PROBLEM DESCRIPTION: Your answer is a single number: how many lines hold the word "timestamp"?

PROVIDED DATA:
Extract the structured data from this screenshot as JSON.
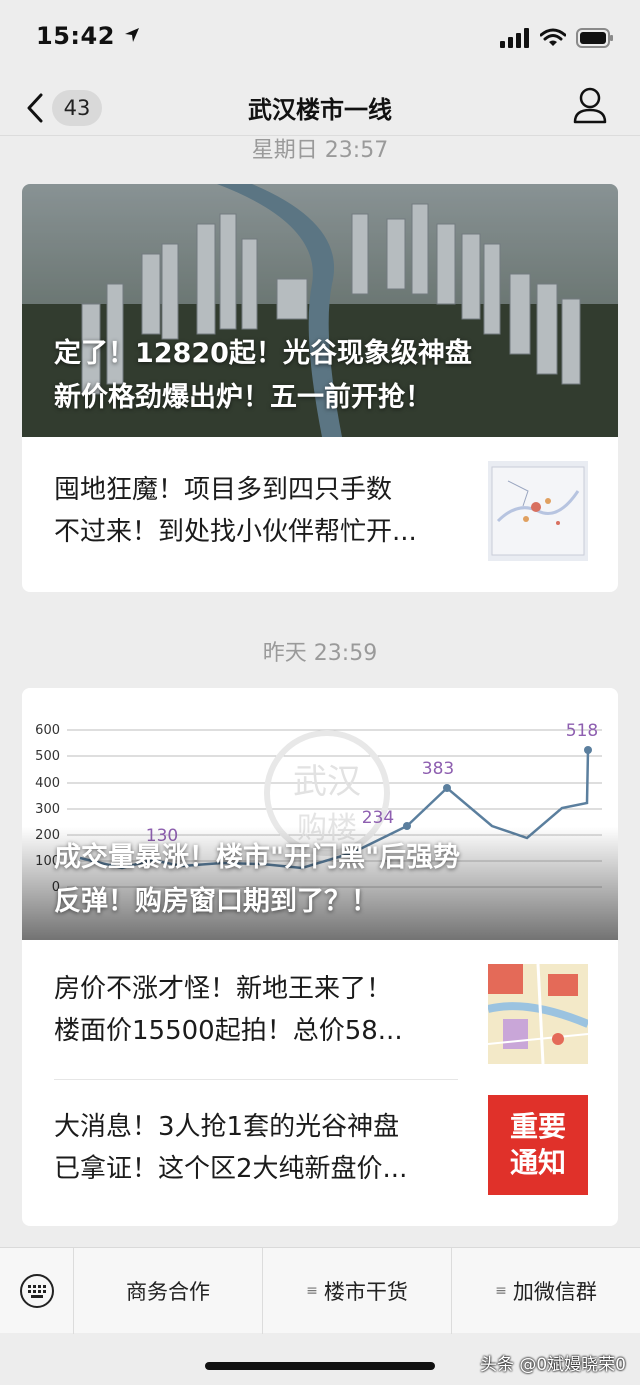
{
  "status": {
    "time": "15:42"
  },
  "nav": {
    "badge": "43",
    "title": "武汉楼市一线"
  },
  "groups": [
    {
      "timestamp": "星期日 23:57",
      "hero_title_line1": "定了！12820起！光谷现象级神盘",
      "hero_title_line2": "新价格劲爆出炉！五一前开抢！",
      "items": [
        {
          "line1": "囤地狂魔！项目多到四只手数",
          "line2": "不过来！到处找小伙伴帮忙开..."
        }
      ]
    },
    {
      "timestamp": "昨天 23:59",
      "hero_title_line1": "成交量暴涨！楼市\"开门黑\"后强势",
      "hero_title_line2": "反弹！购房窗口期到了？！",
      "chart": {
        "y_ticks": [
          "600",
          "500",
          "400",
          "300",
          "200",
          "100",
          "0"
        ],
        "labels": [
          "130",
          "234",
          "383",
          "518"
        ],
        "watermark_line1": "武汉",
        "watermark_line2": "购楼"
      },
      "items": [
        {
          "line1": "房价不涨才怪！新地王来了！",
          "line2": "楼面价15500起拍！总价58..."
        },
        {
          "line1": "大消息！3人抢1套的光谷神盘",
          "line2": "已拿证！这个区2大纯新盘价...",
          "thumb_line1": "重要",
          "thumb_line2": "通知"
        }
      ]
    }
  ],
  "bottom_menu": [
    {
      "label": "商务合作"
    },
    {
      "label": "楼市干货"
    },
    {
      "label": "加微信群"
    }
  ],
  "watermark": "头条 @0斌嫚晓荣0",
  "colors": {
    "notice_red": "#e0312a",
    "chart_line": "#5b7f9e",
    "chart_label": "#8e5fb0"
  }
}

RESULT BELOW: 2